Copy, unchanged, the entries from the first line through the line that contains "document-title: 律师声明 xyxy=(0,120,640,150)", and nothing past it.

** start **

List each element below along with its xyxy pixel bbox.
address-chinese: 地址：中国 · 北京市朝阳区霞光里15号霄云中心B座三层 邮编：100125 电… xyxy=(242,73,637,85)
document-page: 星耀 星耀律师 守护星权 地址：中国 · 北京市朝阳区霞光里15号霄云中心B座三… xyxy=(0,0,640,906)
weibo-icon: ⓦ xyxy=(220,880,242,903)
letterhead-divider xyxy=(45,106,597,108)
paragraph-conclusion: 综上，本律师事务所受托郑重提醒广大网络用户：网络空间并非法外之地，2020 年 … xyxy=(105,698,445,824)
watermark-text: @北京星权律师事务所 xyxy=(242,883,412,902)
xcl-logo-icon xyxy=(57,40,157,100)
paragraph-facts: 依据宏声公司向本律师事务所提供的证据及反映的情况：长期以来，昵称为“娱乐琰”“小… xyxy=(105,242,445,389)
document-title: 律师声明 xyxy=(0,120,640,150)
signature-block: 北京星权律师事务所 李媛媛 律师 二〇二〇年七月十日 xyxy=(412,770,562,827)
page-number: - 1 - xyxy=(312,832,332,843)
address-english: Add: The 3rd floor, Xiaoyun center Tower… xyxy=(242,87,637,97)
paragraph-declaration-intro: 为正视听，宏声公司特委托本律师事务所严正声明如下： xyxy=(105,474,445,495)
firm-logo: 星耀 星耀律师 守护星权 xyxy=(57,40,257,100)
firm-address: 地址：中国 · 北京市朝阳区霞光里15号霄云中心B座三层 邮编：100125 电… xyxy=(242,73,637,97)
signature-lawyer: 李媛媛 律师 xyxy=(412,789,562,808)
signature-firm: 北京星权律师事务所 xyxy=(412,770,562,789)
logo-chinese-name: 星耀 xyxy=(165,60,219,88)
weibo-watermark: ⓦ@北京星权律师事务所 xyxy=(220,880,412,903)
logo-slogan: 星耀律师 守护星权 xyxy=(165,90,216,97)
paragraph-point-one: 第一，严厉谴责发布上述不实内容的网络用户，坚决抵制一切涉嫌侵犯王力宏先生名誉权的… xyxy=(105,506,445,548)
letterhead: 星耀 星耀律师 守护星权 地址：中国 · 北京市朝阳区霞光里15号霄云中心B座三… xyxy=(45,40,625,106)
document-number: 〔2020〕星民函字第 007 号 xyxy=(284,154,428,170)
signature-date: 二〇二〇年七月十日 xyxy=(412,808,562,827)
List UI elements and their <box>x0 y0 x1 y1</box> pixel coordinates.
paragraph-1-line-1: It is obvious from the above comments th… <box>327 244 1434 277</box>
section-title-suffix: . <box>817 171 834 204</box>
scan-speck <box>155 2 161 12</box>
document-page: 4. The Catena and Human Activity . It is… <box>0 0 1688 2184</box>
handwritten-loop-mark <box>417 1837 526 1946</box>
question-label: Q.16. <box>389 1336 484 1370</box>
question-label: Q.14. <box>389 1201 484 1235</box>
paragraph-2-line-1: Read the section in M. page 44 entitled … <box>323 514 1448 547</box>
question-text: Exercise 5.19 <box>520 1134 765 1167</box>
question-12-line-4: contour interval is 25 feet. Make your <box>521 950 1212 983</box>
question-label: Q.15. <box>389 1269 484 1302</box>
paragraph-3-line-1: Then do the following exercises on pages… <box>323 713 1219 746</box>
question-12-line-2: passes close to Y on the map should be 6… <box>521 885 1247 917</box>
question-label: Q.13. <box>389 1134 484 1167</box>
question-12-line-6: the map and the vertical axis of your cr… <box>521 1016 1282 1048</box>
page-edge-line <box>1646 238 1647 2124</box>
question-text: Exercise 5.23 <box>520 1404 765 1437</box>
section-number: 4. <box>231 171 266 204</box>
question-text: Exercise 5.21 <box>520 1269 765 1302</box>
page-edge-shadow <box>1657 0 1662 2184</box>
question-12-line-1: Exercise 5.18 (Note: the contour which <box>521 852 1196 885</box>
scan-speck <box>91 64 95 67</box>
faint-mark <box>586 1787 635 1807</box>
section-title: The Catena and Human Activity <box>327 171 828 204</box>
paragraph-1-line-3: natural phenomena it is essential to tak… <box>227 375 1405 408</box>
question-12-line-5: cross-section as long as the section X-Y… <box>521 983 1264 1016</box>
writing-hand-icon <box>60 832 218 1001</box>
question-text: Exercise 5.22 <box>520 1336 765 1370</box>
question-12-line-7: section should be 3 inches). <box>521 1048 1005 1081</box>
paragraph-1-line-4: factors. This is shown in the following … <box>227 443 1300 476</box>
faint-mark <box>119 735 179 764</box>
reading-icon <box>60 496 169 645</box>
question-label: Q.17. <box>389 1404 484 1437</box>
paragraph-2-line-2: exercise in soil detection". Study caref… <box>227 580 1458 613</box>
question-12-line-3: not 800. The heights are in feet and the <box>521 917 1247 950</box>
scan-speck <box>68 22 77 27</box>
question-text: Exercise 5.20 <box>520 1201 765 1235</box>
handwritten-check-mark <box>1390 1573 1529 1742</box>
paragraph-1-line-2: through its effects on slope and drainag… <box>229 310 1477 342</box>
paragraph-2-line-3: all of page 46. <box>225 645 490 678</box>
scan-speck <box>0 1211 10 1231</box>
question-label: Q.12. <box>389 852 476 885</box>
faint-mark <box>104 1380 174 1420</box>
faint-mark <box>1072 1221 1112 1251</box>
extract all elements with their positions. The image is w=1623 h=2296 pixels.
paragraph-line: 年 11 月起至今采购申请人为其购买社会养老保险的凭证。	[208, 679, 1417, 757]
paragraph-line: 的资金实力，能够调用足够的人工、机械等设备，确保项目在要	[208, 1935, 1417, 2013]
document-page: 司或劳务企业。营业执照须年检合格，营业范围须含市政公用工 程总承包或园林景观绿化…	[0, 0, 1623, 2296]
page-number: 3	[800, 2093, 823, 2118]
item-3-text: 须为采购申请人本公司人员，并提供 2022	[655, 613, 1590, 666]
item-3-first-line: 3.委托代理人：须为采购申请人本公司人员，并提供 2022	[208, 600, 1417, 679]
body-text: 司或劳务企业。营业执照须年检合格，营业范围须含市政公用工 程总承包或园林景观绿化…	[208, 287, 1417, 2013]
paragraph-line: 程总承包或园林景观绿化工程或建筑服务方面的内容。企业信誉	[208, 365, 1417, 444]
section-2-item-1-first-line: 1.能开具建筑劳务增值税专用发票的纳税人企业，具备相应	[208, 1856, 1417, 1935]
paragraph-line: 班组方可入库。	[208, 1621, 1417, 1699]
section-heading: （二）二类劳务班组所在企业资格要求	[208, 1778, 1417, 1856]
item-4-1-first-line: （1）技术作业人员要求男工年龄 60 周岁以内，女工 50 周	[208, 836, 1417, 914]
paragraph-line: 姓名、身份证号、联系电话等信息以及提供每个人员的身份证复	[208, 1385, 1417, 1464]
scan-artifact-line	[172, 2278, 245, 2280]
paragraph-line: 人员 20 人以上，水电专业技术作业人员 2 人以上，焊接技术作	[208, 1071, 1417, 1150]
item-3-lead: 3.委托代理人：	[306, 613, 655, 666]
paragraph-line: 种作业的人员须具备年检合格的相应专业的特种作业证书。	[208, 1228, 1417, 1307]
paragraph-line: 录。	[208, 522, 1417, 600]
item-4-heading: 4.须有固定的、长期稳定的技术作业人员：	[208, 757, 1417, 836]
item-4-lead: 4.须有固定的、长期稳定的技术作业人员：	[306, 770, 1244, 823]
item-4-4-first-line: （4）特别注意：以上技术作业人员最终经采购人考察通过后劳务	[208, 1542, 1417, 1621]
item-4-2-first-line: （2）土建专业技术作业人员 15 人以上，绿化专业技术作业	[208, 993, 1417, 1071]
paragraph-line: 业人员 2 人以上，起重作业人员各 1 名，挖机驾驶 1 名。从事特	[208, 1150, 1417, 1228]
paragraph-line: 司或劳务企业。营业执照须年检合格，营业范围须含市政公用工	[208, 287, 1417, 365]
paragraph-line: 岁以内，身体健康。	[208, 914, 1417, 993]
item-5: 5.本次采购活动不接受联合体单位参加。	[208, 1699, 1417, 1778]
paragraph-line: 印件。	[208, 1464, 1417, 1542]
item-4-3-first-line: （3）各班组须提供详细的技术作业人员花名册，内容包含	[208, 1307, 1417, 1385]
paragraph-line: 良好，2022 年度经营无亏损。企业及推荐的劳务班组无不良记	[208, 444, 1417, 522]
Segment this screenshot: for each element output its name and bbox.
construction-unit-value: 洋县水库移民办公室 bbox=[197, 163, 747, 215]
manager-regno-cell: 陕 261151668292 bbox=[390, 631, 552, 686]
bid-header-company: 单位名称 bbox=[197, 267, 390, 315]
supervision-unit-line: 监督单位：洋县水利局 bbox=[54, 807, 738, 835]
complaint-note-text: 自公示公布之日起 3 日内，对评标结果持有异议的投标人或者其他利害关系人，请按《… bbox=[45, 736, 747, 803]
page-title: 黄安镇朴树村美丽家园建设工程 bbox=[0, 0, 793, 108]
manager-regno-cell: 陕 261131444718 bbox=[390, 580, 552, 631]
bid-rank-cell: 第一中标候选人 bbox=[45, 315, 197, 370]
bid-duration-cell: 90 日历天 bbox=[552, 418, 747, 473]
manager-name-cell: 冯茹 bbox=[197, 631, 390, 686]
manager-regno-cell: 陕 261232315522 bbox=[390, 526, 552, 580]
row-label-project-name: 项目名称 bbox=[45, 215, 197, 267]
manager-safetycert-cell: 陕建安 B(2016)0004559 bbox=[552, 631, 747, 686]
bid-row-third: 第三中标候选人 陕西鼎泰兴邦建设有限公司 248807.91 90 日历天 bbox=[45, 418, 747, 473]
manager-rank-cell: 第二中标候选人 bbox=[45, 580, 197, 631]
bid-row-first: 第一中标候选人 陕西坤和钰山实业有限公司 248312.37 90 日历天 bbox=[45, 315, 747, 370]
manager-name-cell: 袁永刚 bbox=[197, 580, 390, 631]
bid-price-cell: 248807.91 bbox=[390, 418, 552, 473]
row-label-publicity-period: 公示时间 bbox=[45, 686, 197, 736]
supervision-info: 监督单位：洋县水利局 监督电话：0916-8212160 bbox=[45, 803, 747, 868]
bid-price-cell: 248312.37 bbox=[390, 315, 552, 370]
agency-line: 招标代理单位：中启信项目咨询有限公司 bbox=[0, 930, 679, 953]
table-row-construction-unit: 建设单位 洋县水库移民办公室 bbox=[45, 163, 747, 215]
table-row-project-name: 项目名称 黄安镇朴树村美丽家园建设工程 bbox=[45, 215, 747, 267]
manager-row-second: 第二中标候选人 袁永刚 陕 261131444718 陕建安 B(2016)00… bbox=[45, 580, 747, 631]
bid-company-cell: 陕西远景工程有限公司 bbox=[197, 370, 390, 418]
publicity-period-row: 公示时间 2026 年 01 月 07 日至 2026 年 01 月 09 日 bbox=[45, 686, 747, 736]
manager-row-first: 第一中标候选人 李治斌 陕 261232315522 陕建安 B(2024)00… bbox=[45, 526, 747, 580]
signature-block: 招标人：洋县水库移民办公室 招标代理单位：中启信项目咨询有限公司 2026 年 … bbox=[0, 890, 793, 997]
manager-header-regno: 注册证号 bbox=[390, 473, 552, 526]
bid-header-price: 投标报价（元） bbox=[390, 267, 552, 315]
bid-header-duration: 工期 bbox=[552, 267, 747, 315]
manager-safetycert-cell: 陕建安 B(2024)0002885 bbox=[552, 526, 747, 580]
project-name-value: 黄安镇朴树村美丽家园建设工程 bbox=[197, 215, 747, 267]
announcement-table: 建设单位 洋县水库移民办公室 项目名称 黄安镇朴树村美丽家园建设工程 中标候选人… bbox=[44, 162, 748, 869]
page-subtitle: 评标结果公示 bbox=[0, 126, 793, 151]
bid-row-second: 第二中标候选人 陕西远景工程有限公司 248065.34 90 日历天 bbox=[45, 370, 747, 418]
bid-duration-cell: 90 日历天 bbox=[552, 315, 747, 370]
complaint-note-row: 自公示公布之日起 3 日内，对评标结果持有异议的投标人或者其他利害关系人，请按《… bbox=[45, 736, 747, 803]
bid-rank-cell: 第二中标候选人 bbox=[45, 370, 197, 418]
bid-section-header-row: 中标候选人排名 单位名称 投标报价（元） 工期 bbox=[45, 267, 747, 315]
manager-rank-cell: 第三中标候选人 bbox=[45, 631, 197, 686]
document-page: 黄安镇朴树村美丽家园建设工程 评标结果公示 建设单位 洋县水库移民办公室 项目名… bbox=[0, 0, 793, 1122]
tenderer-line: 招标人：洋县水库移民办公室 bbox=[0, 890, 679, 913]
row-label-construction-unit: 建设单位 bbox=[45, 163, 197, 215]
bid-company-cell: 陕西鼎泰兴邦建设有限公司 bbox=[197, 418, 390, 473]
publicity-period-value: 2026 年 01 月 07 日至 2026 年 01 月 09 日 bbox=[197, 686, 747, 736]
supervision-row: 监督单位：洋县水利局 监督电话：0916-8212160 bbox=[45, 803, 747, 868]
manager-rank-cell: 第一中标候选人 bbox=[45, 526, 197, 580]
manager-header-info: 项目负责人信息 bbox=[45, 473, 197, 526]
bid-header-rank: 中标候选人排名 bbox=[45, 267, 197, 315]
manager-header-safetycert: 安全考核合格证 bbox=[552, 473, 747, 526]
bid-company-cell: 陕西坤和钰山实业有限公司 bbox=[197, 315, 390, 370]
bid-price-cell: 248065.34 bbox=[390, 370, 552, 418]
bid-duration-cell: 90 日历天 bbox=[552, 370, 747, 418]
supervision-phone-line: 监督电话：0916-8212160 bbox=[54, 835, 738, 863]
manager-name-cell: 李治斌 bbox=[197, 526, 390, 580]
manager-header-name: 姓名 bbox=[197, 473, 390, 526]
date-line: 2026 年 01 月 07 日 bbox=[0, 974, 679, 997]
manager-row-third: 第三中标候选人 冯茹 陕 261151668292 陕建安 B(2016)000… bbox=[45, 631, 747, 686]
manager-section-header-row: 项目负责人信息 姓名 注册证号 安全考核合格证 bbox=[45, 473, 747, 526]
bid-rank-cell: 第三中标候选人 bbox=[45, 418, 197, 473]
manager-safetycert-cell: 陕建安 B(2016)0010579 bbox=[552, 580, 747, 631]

** end **

Written response
List each element below along with its xyxy pixel bbox.
address-chinese: 地址：中国 · 北京市朝阳区霞光里15号霄云中心B座三层 邮编：100125 电… xyxy=(242,73,637,85)
document-page: 星耀 星耀律师 守护星权 地址：中国 · 北京市朝阳区霞光里15号霄云中心B座三… xyxy=(0,0,640,906)
weibo-icon: ⓦ xyxy=(220,880,242,903)
letterhead-divider xyxy=(45,106,597,108)
paragraph-conclusion: 综上，本律师事务所受托郑重提醒广大网络用户：网络空间并非法外之地，2020 年 … xyxy=(105,698,445,824)
watermark-text: @北京星权律师事务所 xyxy=(242,883,412,902)
xcl-logo-icon xyxy=(57,40,157,100)
paragraph-facts: 依据宏声公司向本律师事务所提供的证据及反映的情况：长期以来，昵称为“娱乐琰”“小… xyxy=(105,242,445,389)
document-title: 律师声明 xyxy=(0,120,640,150)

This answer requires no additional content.